┌────────
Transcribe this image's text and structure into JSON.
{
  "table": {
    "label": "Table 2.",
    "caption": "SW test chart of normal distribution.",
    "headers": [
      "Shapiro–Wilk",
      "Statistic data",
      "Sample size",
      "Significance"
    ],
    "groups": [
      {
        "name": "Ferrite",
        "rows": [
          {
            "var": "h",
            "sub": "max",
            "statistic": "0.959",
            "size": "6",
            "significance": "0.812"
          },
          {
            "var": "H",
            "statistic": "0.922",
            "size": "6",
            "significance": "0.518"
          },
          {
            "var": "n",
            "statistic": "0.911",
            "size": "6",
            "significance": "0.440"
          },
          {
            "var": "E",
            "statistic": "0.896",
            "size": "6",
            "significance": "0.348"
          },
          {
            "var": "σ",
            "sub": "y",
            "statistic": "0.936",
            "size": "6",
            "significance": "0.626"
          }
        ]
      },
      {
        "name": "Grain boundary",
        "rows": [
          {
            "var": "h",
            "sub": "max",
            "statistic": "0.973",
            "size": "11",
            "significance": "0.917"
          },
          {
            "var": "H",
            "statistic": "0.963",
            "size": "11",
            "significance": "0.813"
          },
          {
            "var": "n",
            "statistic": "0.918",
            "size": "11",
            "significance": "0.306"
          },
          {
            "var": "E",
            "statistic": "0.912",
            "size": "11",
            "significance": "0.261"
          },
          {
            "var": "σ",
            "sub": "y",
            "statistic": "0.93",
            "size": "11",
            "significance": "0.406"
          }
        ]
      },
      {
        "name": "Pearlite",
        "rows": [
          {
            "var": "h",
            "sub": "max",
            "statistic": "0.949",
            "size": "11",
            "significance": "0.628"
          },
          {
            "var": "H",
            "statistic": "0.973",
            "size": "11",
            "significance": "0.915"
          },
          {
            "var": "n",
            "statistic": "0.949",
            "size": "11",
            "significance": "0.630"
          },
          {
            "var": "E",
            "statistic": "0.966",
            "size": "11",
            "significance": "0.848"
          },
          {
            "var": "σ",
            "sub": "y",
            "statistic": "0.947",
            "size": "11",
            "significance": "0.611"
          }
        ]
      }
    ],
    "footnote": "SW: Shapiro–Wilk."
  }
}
└────────
Aim of the exercise
Return all of the entries exactly as they were supplied.

Full answer
Transcribe this image's text and structure into JSON.
{
  "table": {
    "label": "Table 2.",
    "caption": "SW test chart of normal distribution.",
    "headers": [
      "Shapiro–Wilk",
      "Statistic data",
      "Sample size",
      "Significance"
    ],
    "groups": [
      {
        "name": "Ferrite",
        "rows": [
          {
            "var": "h",
            "sub": "max",
            "statistic": "0.959",
            "size": "6",
            "significance": "0.812"
          },
          {
            "var": "H",
            "statistic": "0.922",
            "size": "6",
            "significance": "0.518"
          },
          {
            "var": "n",
            "statistic": "0.911",
            "size": "6",
            "significance": "0.440"
          },
          {
            "var": "E",
            "statistic": "0.896",
            "size": "6",
            "significance": "0.348"
          },
          {
            "var": "σ",
            "sub": "y",
            "statistic": "0.936",
            "size": "6",
            "significance": "0.626"
          }
        ]
      },
      {
        "name": "Grain boundary",
        "rows": [
          {
            "var": "h",
            "sub": "max",
            "statistic": "0.973",
            "size": "11",
            "significance": "0.917"
          },
          {
            "var": "H",
            "statistic": "0.963",
            "size": "11",
            "significance": "0.813"
          },
          {
            "var": "n",
            "statistic": "0.918",
            "size": "11",
            "significance": "0.306"
          },
          {
            "var": "E",
            "statistic": "0.912",
            "size": "11",
            "significance": "0.261"
          },
          {
            "var": "σ",
            "sub": "y",
            "statistic": "0.93",
            "size": "11",
            "significance": "0.406"
          }
        ]
      },
      {
        "name": "Pearlite",
        "rows": [
          {
            "var": "h",
            "sub": "max",
            "statistic": "0.949",
            "size": "11",
            "significance": "0.628"
          },
          {
            "var": "H",
            "statistic": "0.973",
            "size": "11",
            "significance": "0.915"
          },
          {
            "var": "n",
            "statistic": "0.949",
            "size": "11",
            "significance": "0.630"
          },
          {
            "var": "E",
            "statistic": "0.966",
            "size": "11",
            "significance": "0.848"
          },
          {
            "var": "σ",
            "sub": "y",
            "statistic": "0.947",
            "size": "11",
            "significance": "0.611"
          }
        ]
      }
    ],
    "footnote": "SW: Shapiro–Wilk."
  }
}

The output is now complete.